**Problem statement:** Omit any picture, and return the remaining data exactly as written.

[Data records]

⟨

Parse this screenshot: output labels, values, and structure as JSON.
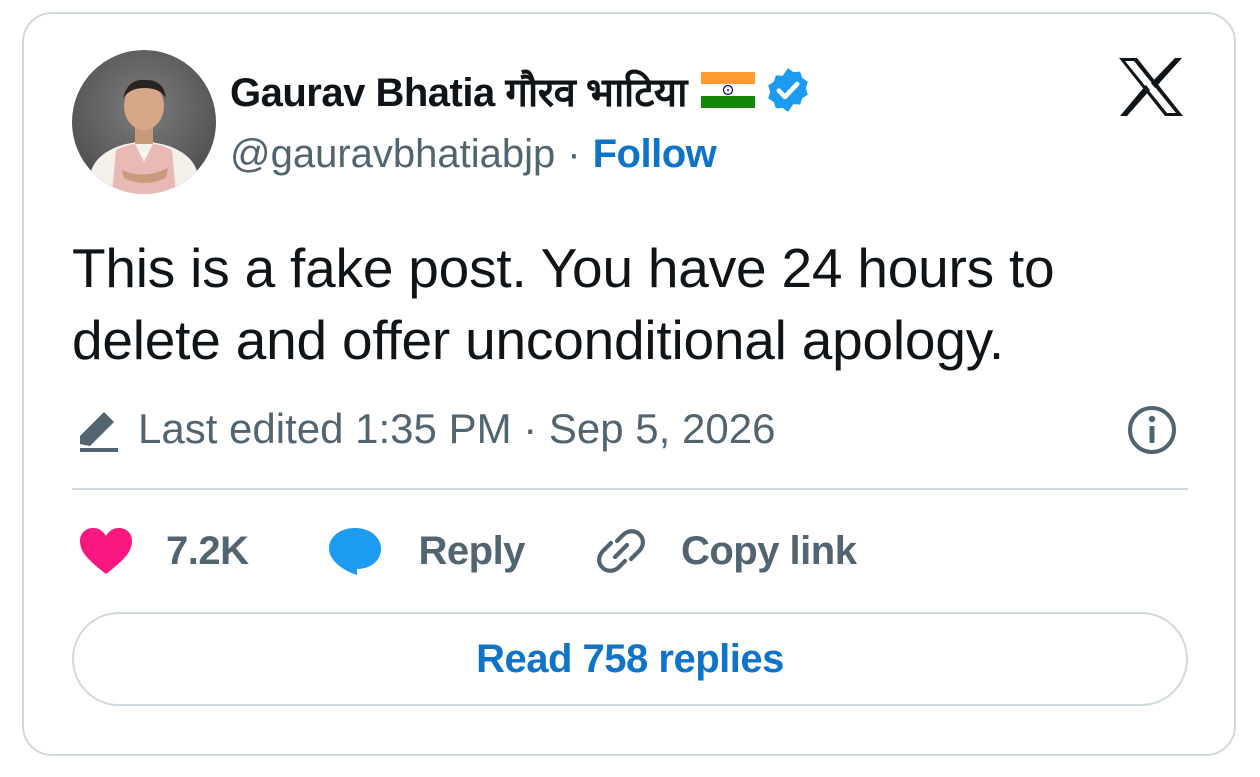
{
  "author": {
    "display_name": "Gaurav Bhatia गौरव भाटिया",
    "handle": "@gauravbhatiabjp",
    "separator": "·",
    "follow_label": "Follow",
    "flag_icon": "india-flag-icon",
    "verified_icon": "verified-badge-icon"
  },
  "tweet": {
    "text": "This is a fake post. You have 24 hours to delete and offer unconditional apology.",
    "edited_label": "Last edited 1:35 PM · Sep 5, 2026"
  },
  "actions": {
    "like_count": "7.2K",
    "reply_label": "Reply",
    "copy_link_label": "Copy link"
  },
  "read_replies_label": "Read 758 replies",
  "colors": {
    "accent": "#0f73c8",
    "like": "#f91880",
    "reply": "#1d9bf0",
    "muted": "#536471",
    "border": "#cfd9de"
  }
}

⟩

**Output of the exercise:**
Parse this screenshot: output labels, values, and structure as JSON.
{
  "author": {
    "display_name": "Gaurav Bhatia गौरव भाटिया",
    "handle": "@gauravbhatiabjp",
    "separator": "·",
    "follow_label": "Follow",
    "flag_icon": "india-flag-icon",
    "verified_icon": "verified-badge-icon"
  },
  "tweet": {
    "text": "This is a fake post. You have 24 hours to delete and offer unconditional apology.",
    "edited_label": "Last edited 1:35 PM · Sep 5, 2026"
  },
  "actions": {
    "like_count": "7.2K",
    "reply_label": "Reply",
    "copy_link_label": "Copy link"
  },
  "read_replies_label": "Read 758 replies",
  "colors": {
    "accent": "#0f73c8",
    "like": "#f91880",
    "reply": "#1d9bf0",
    "muted": "#536471",
    "border": "#cfd9de"
  }
}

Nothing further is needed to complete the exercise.